Dataset excerpts
■ ■ ■ ■ ■
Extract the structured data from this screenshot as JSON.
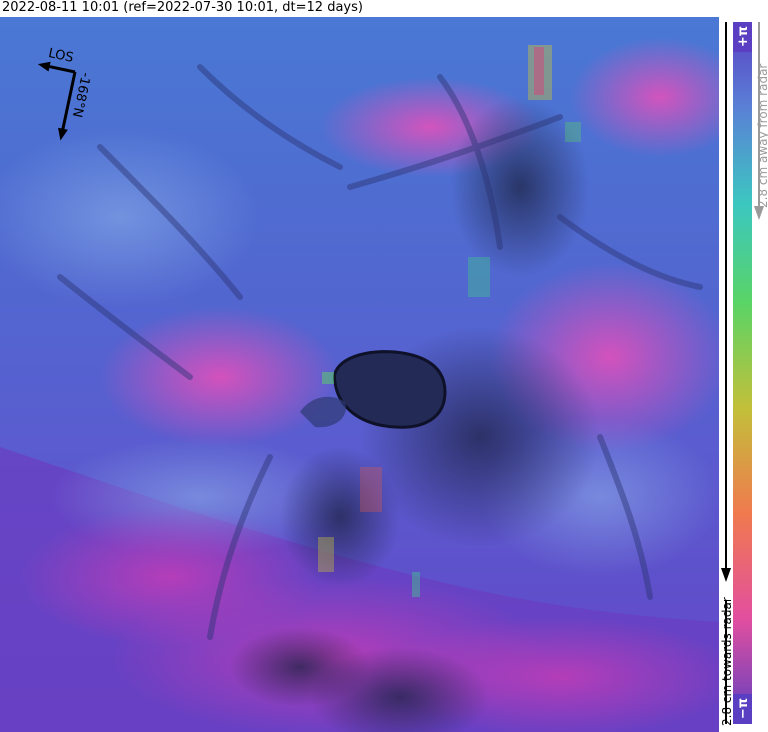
{
  "title": "2022-08-11 10:01 (ref=2022-07-30 10:01, dt=12 days)",
  "compass": {
    "los_label": "LOS",
    "heading_label": "-168°N"
  },
  "colorbar": {
    "top_label": "+π",
    "bottom_label": "−π",
    "away_label": "2.8 cm away from radar",
    "towards_label": "2.8 cm towards radar",
    "colors": {
      "top": "#5b3fc2",
      "upper": "#5a7fd6",
      "mid_cyan": "#3cc7c0",
      "mid_green": "#59d466",
      "mid_yellow": "#c2c03a",
      "mid_orange": "#f07a4e",
      "lower": "#e24f9f",
      "bottom": "#5b3fc2"
    }
  },
  "map": {
    "background": "#4f6fd0",
    "crater_color": "#1e2240",
    "deformation_color": "#d44cc6"
  }
}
■ ■ ■ ■ ■
THE EXERCISE ▸ Repeat all of the entries word for word, but omit the pictures.

OUTPUT OF THE EXERCISE ▸
Extract the structured data from this screenshot as JSON.
{
  "title": "2022-08-11 10:01 (ref=2022-07-30 10:01, dt=12 days)",
  "compass": {
    "los_label": "LOS",
    "heading_label": "-168°N"
  },
  "colorbar": {
    "top_label": "+π",
    "bottom_label": "−π",
    "away_label": "2.8 cm away from radar",
    "towards_label": "2.8 cm towards radar",
    "colors": {
      "top": "#5b3fc2",
      "upper": "#5a7fd6",
      "mid_cyan": "#3cc7c0",
      "mid_green": "#59d466",
      "mid_yellow": "#c2c03a",
      "mid_orange": "#f07a4e",
      "lower": "#e24f9f",
      "bottom": "#5b3fc2"
    }
  },
  "map": {
    "background": "#4f6fd0",
    "crater_color": "#1e2240",
    "deformation_color": "#d44cc6"
  }
}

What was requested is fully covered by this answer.